- _Your assignment_:
Each entry needs to be repeated exactly, with nothing added or removed.
☆ ☆ ☆ ☆
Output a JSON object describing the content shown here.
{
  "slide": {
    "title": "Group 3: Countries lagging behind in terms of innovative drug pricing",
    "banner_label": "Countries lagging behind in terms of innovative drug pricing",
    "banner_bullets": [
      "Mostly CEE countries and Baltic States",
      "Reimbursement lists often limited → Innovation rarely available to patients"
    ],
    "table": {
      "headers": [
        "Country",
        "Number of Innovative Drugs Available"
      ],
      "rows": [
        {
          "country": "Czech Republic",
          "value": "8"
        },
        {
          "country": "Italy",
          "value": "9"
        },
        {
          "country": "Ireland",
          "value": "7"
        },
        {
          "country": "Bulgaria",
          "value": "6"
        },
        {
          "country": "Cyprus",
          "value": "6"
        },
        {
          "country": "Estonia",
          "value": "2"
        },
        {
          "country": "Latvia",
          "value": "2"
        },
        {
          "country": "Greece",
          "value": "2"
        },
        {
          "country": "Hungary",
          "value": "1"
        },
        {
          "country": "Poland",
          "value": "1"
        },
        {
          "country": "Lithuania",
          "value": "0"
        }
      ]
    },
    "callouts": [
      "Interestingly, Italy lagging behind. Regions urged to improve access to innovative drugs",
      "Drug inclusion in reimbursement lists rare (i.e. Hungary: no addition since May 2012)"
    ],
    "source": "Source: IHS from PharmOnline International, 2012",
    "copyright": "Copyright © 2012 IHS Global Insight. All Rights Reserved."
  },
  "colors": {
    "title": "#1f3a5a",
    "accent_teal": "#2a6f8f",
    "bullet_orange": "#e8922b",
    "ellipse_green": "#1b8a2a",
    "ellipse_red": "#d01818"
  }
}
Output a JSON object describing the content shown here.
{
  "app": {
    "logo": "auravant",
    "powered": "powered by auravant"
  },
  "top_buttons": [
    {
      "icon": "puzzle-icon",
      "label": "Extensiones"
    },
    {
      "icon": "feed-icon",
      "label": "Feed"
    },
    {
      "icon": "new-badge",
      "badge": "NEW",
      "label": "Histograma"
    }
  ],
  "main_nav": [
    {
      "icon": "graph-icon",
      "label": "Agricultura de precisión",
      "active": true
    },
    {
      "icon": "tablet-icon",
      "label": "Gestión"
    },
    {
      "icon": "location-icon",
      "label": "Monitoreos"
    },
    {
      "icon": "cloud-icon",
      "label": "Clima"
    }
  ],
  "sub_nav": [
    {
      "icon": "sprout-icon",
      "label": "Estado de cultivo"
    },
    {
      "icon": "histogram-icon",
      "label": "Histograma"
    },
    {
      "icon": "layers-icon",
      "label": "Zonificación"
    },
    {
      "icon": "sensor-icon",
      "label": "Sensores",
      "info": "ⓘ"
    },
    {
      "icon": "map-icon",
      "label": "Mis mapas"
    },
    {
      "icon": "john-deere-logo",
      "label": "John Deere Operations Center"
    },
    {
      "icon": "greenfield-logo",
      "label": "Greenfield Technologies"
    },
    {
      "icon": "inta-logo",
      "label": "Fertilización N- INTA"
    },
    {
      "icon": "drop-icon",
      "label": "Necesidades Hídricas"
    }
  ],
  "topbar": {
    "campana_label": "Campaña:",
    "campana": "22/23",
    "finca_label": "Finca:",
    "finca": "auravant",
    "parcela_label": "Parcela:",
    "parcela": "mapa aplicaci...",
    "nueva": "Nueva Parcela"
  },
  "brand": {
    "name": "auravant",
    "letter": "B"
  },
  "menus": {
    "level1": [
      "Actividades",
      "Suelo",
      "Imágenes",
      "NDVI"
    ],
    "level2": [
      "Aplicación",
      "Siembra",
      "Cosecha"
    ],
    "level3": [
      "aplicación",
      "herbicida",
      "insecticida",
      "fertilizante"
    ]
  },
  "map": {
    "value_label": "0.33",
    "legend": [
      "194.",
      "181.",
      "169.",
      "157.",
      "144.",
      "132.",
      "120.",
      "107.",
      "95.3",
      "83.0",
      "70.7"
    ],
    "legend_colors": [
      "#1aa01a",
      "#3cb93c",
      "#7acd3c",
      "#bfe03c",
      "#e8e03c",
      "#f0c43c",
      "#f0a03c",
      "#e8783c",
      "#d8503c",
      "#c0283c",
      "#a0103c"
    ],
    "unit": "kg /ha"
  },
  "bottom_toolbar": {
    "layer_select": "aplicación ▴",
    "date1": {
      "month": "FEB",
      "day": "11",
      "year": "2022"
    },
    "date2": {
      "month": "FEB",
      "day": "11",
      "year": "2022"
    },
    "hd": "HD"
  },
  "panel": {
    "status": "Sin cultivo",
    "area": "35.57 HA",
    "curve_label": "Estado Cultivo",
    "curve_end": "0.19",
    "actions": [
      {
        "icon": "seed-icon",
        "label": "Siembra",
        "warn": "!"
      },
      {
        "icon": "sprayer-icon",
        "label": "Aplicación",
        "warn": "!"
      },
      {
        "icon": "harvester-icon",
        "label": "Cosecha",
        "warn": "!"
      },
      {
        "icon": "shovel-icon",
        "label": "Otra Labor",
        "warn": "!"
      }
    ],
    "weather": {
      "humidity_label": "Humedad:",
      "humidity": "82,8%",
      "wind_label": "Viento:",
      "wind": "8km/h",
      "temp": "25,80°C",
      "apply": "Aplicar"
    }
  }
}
☆ ☆ ☆ ☆
- _Answer to this task_:
Output a JSON object describing the content shown here.
{
  "slide": {
    "title": "Group 3: Countries lagging behind in terms of innovative drug pricing",
    "banner_label": "Countries lagging behind in terms of innovative drug pricing",
    "banner_bullets": [
      "Mostly CEE countries and Baltic States",
      "Reimbursement lists often limited → Innovation rarely available to patients"
    ],
    "table": {
      "headers": [
        "Country",
        "Number of Innovative Drugs Available"
      ],
      "rows": [
        {
          "country": "Czech Republic",
          "value": "8"
        },
        {
          "country": "Italy",
          "value": "9"
        },
        {
          "country": "Ireland",
          "value": "7"
        },
        {
          "country": "Bulgaria",
          "value": "6"
        },
        {
          "country": "Cyprus",
          "value": "6"
        },
        {
          "country": "Estonia",
          "value": "2"
        },
        {
          "country": "Latvia",
          "value": "2"
        },
        {
          "country": "Greece",
          "value": "2"
        },
        {
          "country": "Hungary",
          "value": "1"
        },
        {
          "country": "Poland",
          "value": "1"
        },
        {
          "country": "Lithuania",
          "value": "0"
        }
      ]
    },
    "callouts": [
      "Interestingly, Italy lagging behind. Regions urged to improve access to innovative drugs",
      "Drug inclusion in reimbursement lists rare (i.e. Hungary: no addition since May 2012)"
    ],
    "source": "Source: IHS from PharmOnline International, 2012",
    "copyright": "Copyright © 2012 IHS Global Insight. All Rights Reserved."
  },
  "colors": {
    "title": "#1f3a5a",
    "accent_teal": "#2a6f8f",
    "bullet_orange": "#e8922b",
    "ellipse_green": "#1b8a2a",
    "ellipse_red": "#d01818"
  }
}
Output a JSON object describing the content shown here.
{
  "app": {
    "logo": "auravant",
    "powered": "powered by auravant"
  },
  "top_buttons": [
    {
      "icon": "puzzle-icon",
      "label": "Extensiones"
    },
    {
      "icon": "feed-icon",
      "label": "Feed"
    },
    {
      "icon": "new-badge",
      "badge": "NEW",
      "label": "Histograma"
    }
  ],
  "main_nav": [
    {
      "icon": "graph-icon",
      "label": "Agricultura de precisión",
      "active": true
    },
    {
      "icon": "tablet-icon",
      "label": "Gestión"
    },
    {
      "icon": "location-icon",
      "label": "Monitoreos"
    },
    {
      "icon": "cloud-icon",
      "label": "Clima"
    }
  ],
  "sub_nav": [
    {
      "icon": "sprout-icon",
      "label": "Estado de cultivo"
    },
    {
      "icon": "histogram-icon",
      "label": "Histograma"
    },
    {
      "icon": "layers-icon",
      "label": "Zonificación"
    },
    {
      "icon": "sensor-icon",
      "label": "Sensores",
      "info": "ⓘ"
    },
    {
      "icon": "map-icon",
      "label": "Mis mapas"
    },
    {
      "icon": "john-deere-logo",
      "label": "John Deere Operations Center"
    },
    {
      "icon": "greenfield-logo",
      "label": "Greenfield Technologies"
    },
    {
      "icon": "inta-logo",
      "label": "Fertilización N- INTA"
    },
    {
      "icon": "drop-icon",
      "label": "Necesidades Hídricas"
    }
  ],
  "topbar": {
    "campana_label": "Campaña:",
    "campana": "22/23",
    "finca_label": "Finca:",
    "finca": "auravant",
    "parcela_label": "Parcela:",
    "parcela": "mapa aplicaci...",
    "nueva": "Nueva Parcela"
  },
  "brand": {
    "name": "auravant",
    "letter": "B"
  },
  "menus": {
    "level1": [
      "Actividades",
      "Suelo",
      "Imágenes",
      "NDVI"
    ],
    "level2": [
      "Aplicación",
      "Siembra",
      "Cosecha"
    ],
    "level3": [
      "aplicación",
      "herbicida",
      "insecticida",
      "fertilizante"
    ]
  },
  "map": {
    "value_label": "0.33",
    "legend": [
      "194.",
      "181.",
      "169.",
      "157.",
      "144.",
      "132.",
      "120.",
      "107.",
      "95.3",
      "83.0",
      "70.7"
    ],
    "legend_colors": [
      "#1aa01a",
      "#3cb93c",
      "#7acd3c",
      "#bfe03c",
      "#e8e03c",
      "#f0c43c",
      "#f0a03c",
      "#e8783c",
      "#d8503c",
      "#c0283c",
      "#a0103c"
    ],
    "unit": "kg /ha"
  },
  "bottom_toolbar": {
    "layer_select": "aplicación ▴",
    "date1": {
      "month": "FEB",
      "day": "11",
      "year": "2022"
    },
    "date2": {
      "month": "FEB",
      "day": "11",
      "year": "2022"
    },
    "hd": "HD"
  },
  "panel": {
    "status": "Sin cultivo",
    "area": "35.57 HA",
    "curve_label": "Estado Cultivo",
    "curve_end": "0.19",
    "actions": [
      {
        "icon": "seed-icon",
        "label": "Siembra",
        "warn": "!"
      },
      {
        "icon": "sprayer-icon",
        "label": "Aplicación",
        "warn": "!"
      },
      {
        "icon": "harvester-icon",
        "label": "Cosecha",
        "warn": "!"
      },
      {
        "icon": "shovel-icon",
        "label": "Otra Labor",
        "warn": "!"
      }
    ],
    "weather": {
      "humidity_label": "Humedad:",
      "humidity": "82,8%",
      "wind_label": "Viento:",
      "wind": "8km/h",
      "temp": "25,80°C",
      "apply": "Aplicar"
    }
  }
}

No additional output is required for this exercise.